* **Records supplied**:
■ ■ ■ ■ ■
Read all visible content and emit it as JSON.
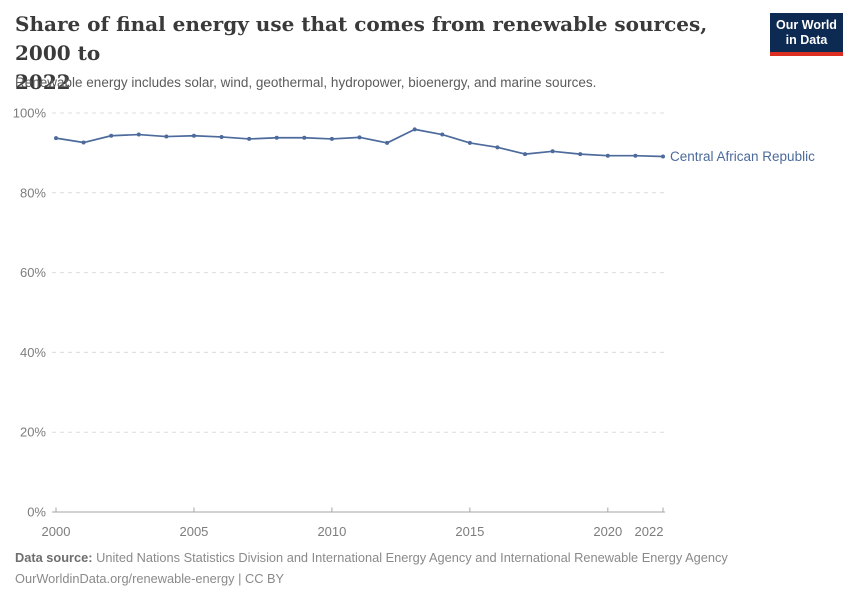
{
  "header": {
    "title_lines": [
      "Share of final energy use that comes from renewable sources, 2000 to",
      "2022"
    ],
    "subtitle": "Renewable energy includes solar, wind, geothermal, hydropower, bioenergy, and marine sources.",
    "logo": {
      "line1": "Our World",
      "line2": "in Data"
    }
  },
  "chart_data": {
    "type": "line",
    "title": "Share of final energy use that comes from renewable sources, 2000 to 2022",
    "subtitle": "Renewable energy includes solar, wind, geothermal, hydropower, bioenergy, and marine sources.",
    "x": [
      2000,
      2001,
      2002,
      2003,
      2004,
      2005,
      2006,
      2007,
      2008,
      2009,
      2010,
      2011,
      2012,
      2013,
      2014,
      2015,
      2016,
      2017,
      2018,
      2019,
      2020,
      2021,
      2022
    ],
    "series": [
      {
        "name": "Central African Republic",
        "color": "#4c6a9c",
        "values": [
          93.7,
          92.6,
          94.3,
          94.6,
          94.1,
          94.3,
          94.0,
          93.5,
          93.8,
          93.8,
          93.5,
          93.9,
          92.5,
          95.9,
          94.6,
          92.5,
          91.4,
          89.7,
          90.4,
          89.7,
          89.3,
          89.3,
          89.1
        ]
      }
    ],
    "xlim": [
      2000,
      2022
    ],
    "ylim": [
      0,
      100
    ],
    "yticks": [
      0,
      20,
      40,
      60,
      80,
      100
    ],
    "ytick_suffix": "%",
    "xticks": [
      2000,
      2005,
      2010,
      2015,
      2020,
      2022
    ],
    "grid": "horizontal-dashed",
    "legend_position": "end-of-line-label"
  },
  "colors": {
    "line": "#4c6a9c",
    "grid": "#dcdcdc",
    "axis": "#a5a5a5",
    "tick_text": "#7d7d7d",
    "logo_bg": "#0d2a52",
    "logo_bar": "#dc2e21"
  },
  "footer": {
    "source_label": "Data source:",
    "source_text": "United Nations Statistics Division and International Energy Agency and International Renewable Energy Agency",
    "note": "OurWorldinData.org/renewable-energy | CC BY"
  }
}
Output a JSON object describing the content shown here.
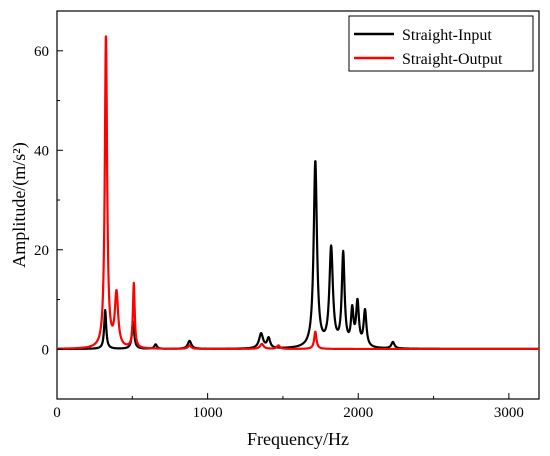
{
  "chart_data": {
    "type": "line",
    "xlabel": "Frequency/Hz",
    "ylabel": "Amplitude/(m/s²)",
    "xlim": [
      0,
      3200
    ],
    "ylim": [
      -10,
      68
    ],
    "xticks": [
      0,
      1000,
      2000,
      3000
    ],
    "yticks": [
      0,
      20,
      40,
      60
    ],
    "xtick_labels": [
      "0",
      "1000",
      "2000",
      "3000"
    ],
    "ytick_labels": [
      "0",
      "20",
      "40",
      "60"
    ],
    "legend_position": "top-right",
    "series": [
      {
        "name": "Straight-Input",
        "color": "#000000",
        "peaks": [
          {
            "x": 320,
            "y": 7.8,
            "width": 8
          },
          {
            "x": 505,
            "y": 5.5,
            "width": 9
          },
          {
            "x": 655,
            "y": 0.9,
            "width": 10
          },
          {
            "x": 880,
            "y": 1.6,
            "width": 14
          },
          {
            "x": 1355,
            "y": 3.0,
            "width": 16
          },
          {
            "x": 1405,
            "y": 2.0,
            "width": 12
          },
          {
            "x": 1715,
            "y": 37.5,
            "width": 13
          },
          {
            "x": 1820,
            "y": 19.8,
            "width": 14
          },
          {
            "x": 1900,
            "y": 18.6,
            "width": 11
          },
          {
            "x": 1960,
            "y": 7.0,
            "width": 10
          },
          {
            "x": 1995,
            "y": 8.8,
            "width": 11
          },
          {
            "x": 2045,
            "y": 7.3,
            "width": 11
          },
          {
            "x": 2230,
            "y": 1.3,
            "width": 12
          }
        ]
      },
      {
        "name": "Straight-Output",
        "color": "#ff0000",
        "peaks": [
          {
            "x": 325,
            "y": 63.2,
            "width": 9
          },
          {
            "x": 395,
            "y": 10.8,
            "width": 13
          },
          {
            "x": 510,
            "y": 13.0,
            "width": 7
          },
          {
            "x": 880,
            "y": 0.7,
            "width": 12
          },
          {
            "x": 1360,
            "y": 1.0,
            "width": 14
          },
          {
            "x": 1470,
            "y": 0.7,
            "width": 12
          },
          {
            "x": 1715,
            "y": 3.5,
            "width": 9
          }
        ]
      }
    ]
  }
}
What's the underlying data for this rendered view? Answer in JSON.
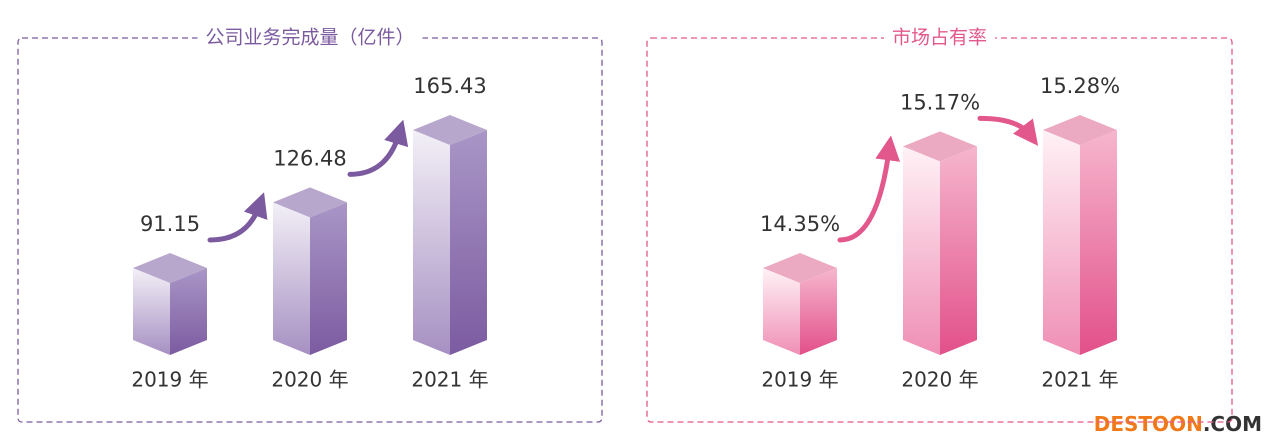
{
  "chart_data": [
    {
      "type": "bar3d",
      "title": "公司业务完成量（亿件）",
      "categories": [
        "2019 年",
        "2020 年",
        "2021 年"
      ],
      "values": [
        91.15,
        126.48,
        165.43
      ],
      "color": "#7b5a9f"
    },
    {
      "type": "bar3d",
      "title": "市场占有率",
      "categories": [
        "2019 年",
        "2020 年",
        "2021 年"
      ],
      "values": [
        14.35,
        15.17,
        15.28
      ],
      "value_labels": [
        "14.35%",
        "15.17%",
        "15.28%"
      ],
      "color": "#e3588c"
    }
  ],
  "watermark": {
    "brand": "DESTOON",
    "suffix": ".COM"
  }
}
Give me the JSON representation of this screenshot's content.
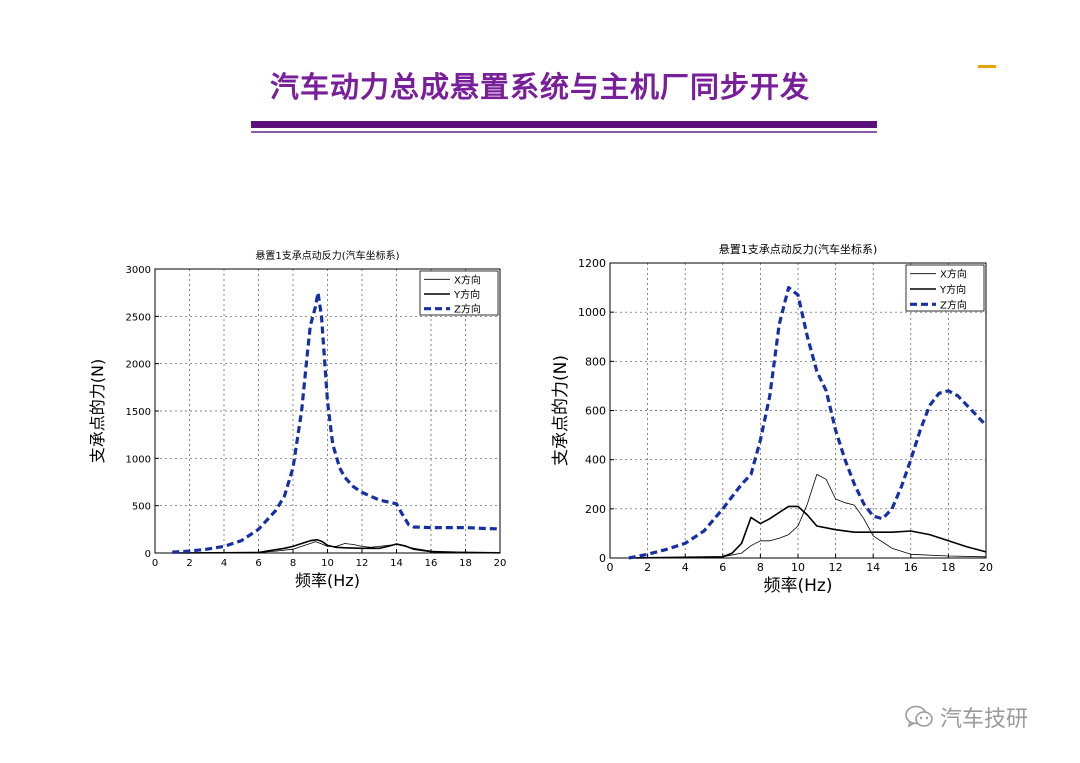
■ ■ ■ ■ ■
* **What you have to do**: Reproduce every record above exactly, but leave out the pictures.

* **The response**:
Read all visible content and emit it as JSON.
{
  "header": {
    "title_lines": [
      "Share of final energy use that comes from renewable sources, 2000 to",
      "2022"
    ],
    "subtitle": "Renewable energy includes solar, wind, geothermal, hydropower, bioenergy, and marine sources.",
    "logo": {
      "line1": "Our World",
      "line2": "in Data"
    }
  },
  "chart_data": {
    "type": "line",
    "title": "Share of final energy use that comes from renewable sources, 2000 to 2022",
    "subtitle": "Renewable energy includes solar, wind, geothermal, hydropower, bioenergy, and marine sources.",
    "x": [
      2000,
      2001,
      2002,
      2003,
      2004,
      2005,
      2006,
      2007,
      2008,
      2009,
      2010,
      2011,
      2012,
      2013,
      2014,
      2015,
      2016,
      2017,
      2018,
      2019,
      2020,
      2021,
      2022
    ],
    "series": [
      {
        "name": "Central African Republic",
        "color": "#4c6a9c",
        "values": [
          93.7,
          92.6,
          94.3,
          94.6,
          94.1,
          94.3,
          94.0,
          93.5,
          93.8,
          93.8,
          93.5,
          93.9,
          92.5,
          95.9,
          94.6,
          92.5,
          91.4,
          89.7,
          90.4,
          89.7,
          89.3,
          89.3,
          89.1
        ]
      }
    ],
    "xlim": [
      2000,
      2022
    ],
    "ylim": [
      0,
      100
    ],
    "yticks": [
      0,
      20,
      40,
      60,
      80,
      100
    ],
    "ytick_suffix": "%",
    "xticks": [
      2000,
      2005,
      2010,
      2015,
      2020,
      2022
    ],
    "grid": "horizontal-dashed",
    "legend_position": "end-of-line-label"
  },
  "colors": {
    "line": "#4c6a9c",
    "grid": "#dcdcdc",
    "axis": "#a5a5a5",
    "tick_text": "#7d7d7d",
    "logo_bg": "#0d2a52",
    "logo_bar": "#dc2e21"
  },
  "footer": {
    "source_label": "Data source:",
    "source_text": "United Nations Statistics Division and International Energy Agency and International Renewable Energy Agency",
    "note": "OurWorldinData.org/renewable-energy | CC BY"
  }
}
Output a JSON object describing the content shown here.
{
  "chart_data": {
    "type": "line",
    "xlabel": "Frequency/Hz",
    "ylabel": "Amplitude/(m/s²)",
    "xlim": [
      0,
      3200
    ],
    "ylim": [
      -10,
      68
    ],
    "xticks": [
      0,
      1000,
      2000,
      3000
    ],
    "yticks": [
      0,
      20,
      40,
      60
    ],
    "xtick_labels": [
      "0",
      "1000",
      "2000",
      "3000"
    ],
    "ytick_labels": [
      "0",
      "20",
      "40",
      "60"
    ],
    "legend_position": "top-right",
    "series": [
      {
        "name": "Straight-Input",
        "color": "#000000",
        "peaks": [
          {
            "x": 320,
            "y": 7.8,
            "width": 8
          },
          {
            "x": 505,
            "y": 5.5,
            "width": 9
          },
          {
            "x": 655,
            "y": 0.9,
            "width": 10
          },
          {
            "x": 880,
            "y": 1.6,
            "width": 14
          },
          {
            "x": 1355,
            "y": 3.0,
            "width": 16
          },
          {
            "x": 1405,
            "y": 2.0,
            "width": 12
          },
          {
            "x": 1715,
            "y": 37.5,
            "width": 13
          },
          {
            "x": 1820,
            "y": 19.8,
            "width": 14
          },
          {
            "x": 1900,
            "y": 18.6,
            "width": 11
          },
          {
            "x": 1960,
            "y": 7.0,
            "width": 10
          },
          {
            "x": 1995,
            "y": 8.8,
            "width": 11
          },
          {
            "x": 2045,
            "y": 7.3,
            "width": 11
          },
          {
            "x": 2230,
            "y": 1.3,
            "width": 12
          }
        ]
      },
      {
        "name": "Straight-Output",
        "color": "#ff0000",
        "peaks": [
          {
            "x": 325,
            "y": 63.2,
            "width": 9
          },
          {
            "x": 395,
            "y": 10.8,
            "width": 13
          },
          {
            "x": 510,
            "y": 13.0,
            "width": 7
          },
          {
            "x": 880,
            "y": 0.7,
            "width": 12
          },
          {
            "x": 1360,
            "y": 1.0,
            "width": 14
          },
          {
            "x": 1470,
            "y": 0.7,
            "width": 12
          },
          {
            "x": 1715,
            "y": 3.5,
            "width": 9
          }
        ]
      }
    ]
  }
}
What's the underlying data for this rendered view? Answer in JSON.
{
  "chart_data": [
    {
      "type": "bar3d",
      "title": "公司业务完成量（亿件）",
      "categories": [
        "2019 年",
        "2020 年",
        "2021 年"
      ],
      "values": [
        91.15,
        126.48,
        165.43
      ],
      "color": "#7b5a9f"
    },
    {
      "type": "bar3d",
      "title": "市场占有率",
      "categories": [
        "2019 年",
        "2020 年",
        "2021 年"
      ],
      "values": [
        14.35,
        15.17,
        15.28
      ],
      "value_labels": [
        "14.35%",
        "15.17%",
        "15.28%"
      ],
      "color": "#e3588c"
    }
  ],
  "watermark": {
    "brand": "DESTOON",
    "suffix": ".COM"
  }
}
Give me the JSON representation of this screenshot's content.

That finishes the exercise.